TASK: Starting from the line that holds "OCR this image.", print every line through the end of the records, first and last included.

ENTRIES SHOWN:
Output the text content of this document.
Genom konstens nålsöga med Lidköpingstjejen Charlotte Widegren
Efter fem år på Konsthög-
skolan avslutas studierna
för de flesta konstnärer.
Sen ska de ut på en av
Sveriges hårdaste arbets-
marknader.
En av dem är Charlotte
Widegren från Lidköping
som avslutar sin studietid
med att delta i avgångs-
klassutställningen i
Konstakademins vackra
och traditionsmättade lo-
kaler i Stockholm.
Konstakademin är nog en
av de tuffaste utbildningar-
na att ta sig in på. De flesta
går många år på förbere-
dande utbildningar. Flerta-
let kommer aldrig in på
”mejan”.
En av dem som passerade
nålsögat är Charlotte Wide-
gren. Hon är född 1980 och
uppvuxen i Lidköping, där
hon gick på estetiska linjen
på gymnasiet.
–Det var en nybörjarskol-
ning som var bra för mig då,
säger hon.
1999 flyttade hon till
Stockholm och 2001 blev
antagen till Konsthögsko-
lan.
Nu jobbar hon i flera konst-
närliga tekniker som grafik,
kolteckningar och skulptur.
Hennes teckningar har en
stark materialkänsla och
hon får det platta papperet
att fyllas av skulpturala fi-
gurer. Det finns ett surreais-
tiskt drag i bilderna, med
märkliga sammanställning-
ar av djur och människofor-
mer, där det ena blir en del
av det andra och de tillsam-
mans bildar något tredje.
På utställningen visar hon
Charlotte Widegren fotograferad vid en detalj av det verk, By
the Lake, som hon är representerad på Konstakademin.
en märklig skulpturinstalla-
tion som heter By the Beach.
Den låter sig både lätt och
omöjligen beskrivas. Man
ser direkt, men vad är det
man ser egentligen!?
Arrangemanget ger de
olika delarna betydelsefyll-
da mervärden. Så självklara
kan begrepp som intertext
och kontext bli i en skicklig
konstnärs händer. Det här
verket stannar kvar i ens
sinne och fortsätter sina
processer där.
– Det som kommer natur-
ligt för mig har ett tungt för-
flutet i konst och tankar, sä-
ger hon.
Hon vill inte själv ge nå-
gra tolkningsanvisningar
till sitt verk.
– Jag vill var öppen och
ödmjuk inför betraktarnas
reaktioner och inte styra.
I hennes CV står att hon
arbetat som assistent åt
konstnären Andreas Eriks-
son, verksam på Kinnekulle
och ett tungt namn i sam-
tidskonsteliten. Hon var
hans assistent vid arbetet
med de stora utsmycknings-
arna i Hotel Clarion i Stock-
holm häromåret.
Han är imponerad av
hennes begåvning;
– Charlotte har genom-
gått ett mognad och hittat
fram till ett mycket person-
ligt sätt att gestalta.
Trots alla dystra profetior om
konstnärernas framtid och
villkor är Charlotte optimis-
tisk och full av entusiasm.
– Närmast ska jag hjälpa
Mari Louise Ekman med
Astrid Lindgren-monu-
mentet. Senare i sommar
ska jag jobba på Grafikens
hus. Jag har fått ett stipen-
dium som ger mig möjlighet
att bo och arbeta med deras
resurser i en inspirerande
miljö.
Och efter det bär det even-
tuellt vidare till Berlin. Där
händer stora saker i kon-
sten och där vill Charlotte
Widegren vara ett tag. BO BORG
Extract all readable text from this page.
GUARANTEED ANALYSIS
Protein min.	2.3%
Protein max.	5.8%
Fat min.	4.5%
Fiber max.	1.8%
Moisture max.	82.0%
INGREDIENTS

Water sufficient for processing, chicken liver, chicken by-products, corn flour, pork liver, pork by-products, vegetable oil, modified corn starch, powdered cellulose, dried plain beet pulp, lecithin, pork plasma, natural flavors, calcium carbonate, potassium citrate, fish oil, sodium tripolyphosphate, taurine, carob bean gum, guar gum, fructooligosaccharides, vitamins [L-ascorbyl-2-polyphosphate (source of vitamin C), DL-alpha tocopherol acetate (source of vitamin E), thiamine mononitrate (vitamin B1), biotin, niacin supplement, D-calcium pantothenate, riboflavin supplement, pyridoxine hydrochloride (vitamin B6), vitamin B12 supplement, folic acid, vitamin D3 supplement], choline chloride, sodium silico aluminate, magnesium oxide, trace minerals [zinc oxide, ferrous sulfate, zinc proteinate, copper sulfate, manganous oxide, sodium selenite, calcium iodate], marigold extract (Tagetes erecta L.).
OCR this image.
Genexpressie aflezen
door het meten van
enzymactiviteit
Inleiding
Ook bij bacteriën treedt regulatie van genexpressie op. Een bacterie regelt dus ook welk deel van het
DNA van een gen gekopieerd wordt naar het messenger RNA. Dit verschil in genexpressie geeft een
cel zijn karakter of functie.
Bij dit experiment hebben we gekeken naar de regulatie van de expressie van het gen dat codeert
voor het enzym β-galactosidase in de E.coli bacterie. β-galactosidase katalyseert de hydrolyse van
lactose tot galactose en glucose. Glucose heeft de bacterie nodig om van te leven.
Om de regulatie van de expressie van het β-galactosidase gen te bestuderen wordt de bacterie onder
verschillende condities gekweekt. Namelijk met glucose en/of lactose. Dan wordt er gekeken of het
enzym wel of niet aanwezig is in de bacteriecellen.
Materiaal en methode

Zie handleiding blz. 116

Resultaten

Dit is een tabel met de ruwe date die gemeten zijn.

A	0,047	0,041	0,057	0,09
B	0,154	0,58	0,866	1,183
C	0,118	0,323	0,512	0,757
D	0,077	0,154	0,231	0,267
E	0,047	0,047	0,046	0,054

OUTPUT BELOW:
OCR this image.
Genexpressie aflezen
door het meten van
enzymactiviteit
Inleiding
Ook bij bacteriën treedt regulatie van genexpressie op. Een bacterie regelt dus ook welk deel van het
DNA van een gen gekopieerd wordt naar het messenger RNA. Dit verschil in genexpressie geeft een
cel zijn karakter of functie.
Bij dit experiment hebben we gekeken naar de regulatie van de expressie van het gen dat codeert
voor het enzym β-galactosidase in de E.coli bacterie. β-galactosidase katalyseert de hydrolyse van
lactose tot galactose en glucose. Glucose heeft de bacterie nodig om van te leven.
Om de regulatie van de expressie van het β-galactosidase gen te bestuderen wordt de bacterie onder
verschillende condities gekweekt. Namelijk met glucose en/of lactose. Dan wordt er gekeken of het
enzym wel of niet aanwezig is in de bacteriecellen.
Materiaal en methode

Zie handleiding blz. 116

Resultaten

Dit is een tabel met de ruwe date die gemeten zijn.

A	0,047	0,041	0,057	0,09
B	0,154	0,58	0,866	1,183
C	0,118	0,323	0,512	0,757
D	0,077	0,154	0,231	0,267
E	0,047	0,047	0,046	0,054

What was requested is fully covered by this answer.